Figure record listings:
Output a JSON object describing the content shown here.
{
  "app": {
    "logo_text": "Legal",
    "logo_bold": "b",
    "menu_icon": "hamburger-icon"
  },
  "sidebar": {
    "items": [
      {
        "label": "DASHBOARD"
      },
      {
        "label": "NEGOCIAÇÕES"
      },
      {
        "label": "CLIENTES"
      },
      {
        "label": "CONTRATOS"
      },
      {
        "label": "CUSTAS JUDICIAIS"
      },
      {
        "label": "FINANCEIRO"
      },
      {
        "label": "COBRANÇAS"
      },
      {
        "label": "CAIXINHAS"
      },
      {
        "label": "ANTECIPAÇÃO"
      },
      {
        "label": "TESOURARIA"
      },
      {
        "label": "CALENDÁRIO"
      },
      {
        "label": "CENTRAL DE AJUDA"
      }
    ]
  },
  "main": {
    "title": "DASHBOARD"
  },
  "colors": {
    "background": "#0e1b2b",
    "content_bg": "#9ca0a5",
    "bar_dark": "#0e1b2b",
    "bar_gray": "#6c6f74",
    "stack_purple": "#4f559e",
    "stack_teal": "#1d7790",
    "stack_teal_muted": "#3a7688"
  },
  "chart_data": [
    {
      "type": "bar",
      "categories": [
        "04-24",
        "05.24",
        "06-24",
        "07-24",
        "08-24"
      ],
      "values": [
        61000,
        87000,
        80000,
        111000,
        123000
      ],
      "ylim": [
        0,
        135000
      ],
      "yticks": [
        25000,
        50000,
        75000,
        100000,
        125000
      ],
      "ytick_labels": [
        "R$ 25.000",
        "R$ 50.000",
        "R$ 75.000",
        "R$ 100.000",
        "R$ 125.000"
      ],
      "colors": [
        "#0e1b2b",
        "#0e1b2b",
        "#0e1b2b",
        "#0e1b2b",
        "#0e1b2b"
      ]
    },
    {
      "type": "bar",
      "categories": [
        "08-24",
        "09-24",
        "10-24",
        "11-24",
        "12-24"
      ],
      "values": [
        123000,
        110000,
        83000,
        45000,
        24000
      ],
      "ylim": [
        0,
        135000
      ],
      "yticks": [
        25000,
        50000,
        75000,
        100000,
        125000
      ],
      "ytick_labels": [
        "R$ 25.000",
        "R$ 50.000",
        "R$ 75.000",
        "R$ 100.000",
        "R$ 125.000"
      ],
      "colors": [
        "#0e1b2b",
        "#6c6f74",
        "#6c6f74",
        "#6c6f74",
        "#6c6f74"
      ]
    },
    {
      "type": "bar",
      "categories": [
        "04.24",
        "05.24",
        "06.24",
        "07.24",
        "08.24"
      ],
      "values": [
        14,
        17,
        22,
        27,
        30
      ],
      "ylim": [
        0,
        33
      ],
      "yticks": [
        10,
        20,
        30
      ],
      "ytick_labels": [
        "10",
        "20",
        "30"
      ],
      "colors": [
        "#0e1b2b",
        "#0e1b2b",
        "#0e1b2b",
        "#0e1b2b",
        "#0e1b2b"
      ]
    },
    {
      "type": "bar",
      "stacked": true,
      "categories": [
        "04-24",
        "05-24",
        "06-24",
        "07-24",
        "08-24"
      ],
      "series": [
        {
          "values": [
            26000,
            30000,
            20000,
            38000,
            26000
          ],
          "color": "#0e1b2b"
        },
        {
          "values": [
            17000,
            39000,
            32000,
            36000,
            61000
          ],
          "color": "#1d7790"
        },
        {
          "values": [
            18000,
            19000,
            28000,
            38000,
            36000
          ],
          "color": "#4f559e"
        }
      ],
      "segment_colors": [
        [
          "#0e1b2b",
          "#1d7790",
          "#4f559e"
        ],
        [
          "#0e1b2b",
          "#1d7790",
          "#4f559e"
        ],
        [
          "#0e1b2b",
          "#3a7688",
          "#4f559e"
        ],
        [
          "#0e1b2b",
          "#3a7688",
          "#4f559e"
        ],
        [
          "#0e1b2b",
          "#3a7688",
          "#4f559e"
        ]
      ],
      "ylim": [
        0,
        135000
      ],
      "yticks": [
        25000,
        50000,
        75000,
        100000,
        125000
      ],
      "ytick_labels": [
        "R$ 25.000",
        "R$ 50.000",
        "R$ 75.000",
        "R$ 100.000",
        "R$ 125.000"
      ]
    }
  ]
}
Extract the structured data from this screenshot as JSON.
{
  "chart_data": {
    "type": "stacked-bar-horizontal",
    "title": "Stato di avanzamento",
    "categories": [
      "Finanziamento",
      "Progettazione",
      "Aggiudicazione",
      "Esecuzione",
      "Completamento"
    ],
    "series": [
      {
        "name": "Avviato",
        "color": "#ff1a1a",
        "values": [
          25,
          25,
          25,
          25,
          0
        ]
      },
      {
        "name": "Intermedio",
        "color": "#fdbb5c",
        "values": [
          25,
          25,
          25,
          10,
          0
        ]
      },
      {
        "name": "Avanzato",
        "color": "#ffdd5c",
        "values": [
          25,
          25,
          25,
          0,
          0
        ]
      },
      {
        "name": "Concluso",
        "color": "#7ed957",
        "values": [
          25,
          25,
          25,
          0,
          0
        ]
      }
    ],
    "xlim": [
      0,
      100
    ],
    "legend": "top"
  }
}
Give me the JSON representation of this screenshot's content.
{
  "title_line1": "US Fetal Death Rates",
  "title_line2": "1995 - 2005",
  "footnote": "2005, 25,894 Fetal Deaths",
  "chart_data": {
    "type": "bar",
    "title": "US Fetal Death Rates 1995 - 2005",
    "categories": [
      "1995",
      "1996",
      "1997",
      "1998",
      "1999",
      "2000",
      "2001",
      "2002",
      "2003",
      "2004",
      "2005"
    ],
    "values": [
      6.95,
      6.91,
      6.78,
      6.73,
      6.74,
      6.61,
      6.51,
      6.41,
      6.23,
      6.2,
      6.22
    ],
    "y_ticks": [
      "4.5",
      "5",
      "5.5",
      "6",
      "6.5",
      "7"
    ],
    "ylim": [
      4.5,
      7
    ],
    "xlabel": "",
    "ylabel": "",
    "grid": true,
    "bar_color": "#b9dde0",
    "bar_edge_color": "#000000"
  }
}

**Requirement**
Copy out the lines in which the string "Fetal" appears.

**Correct answer**
  "title_line1": "US Fetal Death Rates",
  "footnote": "2005, 25,894 Fetal Deaths",
    "title": "US Fetal Death Rates 1995 - 2005",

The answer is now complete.